───── Texte source ─────

05:56 Si toi tu parles d'avoir cet enfant qui évolue, qui devient un adulte,
06:01 qui un jour t'envoie bouler, avec lequel tu peux être en contradiction,
06:04 mais moi je n'ai pas envie de tout ça en fait.
06:07 Donc de ce point de vue là, c'est aussi parce que je n'ai pas envie de tout ça,
06:10 que ce n'est pas là-dedans que je vais me sentir heureuse et épanouie,
06:14 que j'ai fait un choix qui correspond au contraire plus à ma façon de voir ma vie,
06:21 et la façon dont j'ai envie de la mener.
06:23 Il y a une différence entre faire un choix,
06:26 que moi je respecte évidemment, je n'ai aucun jugement à porter là-dessus,
06:29 mais quand on écrit un livre et qu'on porte ce choix au nu,
06:33 on est obligé de s'en justifier.
06:34 Bien sûr.
06:35 Parce que d'autant plus quand on considère qu'on peut avoir un nouveau narratif de la famille,
06:39 et ça, moi je trouve que ça n'a pas de sens finalement.
06:42 Oui mais alors ça veut dire quoi ?
06:43 À partir de quel moment un nouveau narratif de la famille n'est pas normal
06:47 ou ne rentre pas toi dans ce que tu considères être la famille ?

───── Jeu de données ─────

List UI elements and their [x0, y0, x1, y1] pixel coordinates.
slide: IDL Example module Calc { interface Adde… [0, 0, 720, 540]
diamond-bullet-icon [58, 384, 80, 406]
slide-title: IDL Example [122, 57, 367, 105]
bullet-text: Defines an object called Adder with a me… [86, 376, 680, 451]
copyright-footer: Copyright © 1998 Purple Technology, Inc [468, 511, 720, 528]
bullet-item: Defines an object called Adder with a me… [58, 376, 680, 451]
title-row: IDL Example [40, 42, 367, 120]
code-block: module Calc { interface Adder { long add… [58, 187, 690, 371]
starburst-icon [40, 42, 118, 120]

─────

◆ Liste des tâches:
a) D'après l'extrait, qu'est-on obligé de faire lorsqu'on écrit un livre et qu'on y expose ce choix ?
b) Recopiez l'extrait depuis « 06:34 Bien sûr. » jusqu'à « dire quoi ? » inclus.
Répondez en vous fondant uniquement sur l'extrait.

◆ Réponses aux exercices:
a) On est obligé de s'en justifier.

b)
06:34 Bien sûr.
06:35 Parce que d'autant plus quand on considère qu'on peut avoir un nouveau narratif de la famille,
06:39 et ça, moi je trouve que ça n'a pas de sens finalement.
06:42 Oui mais alors ça veut dire quoi ?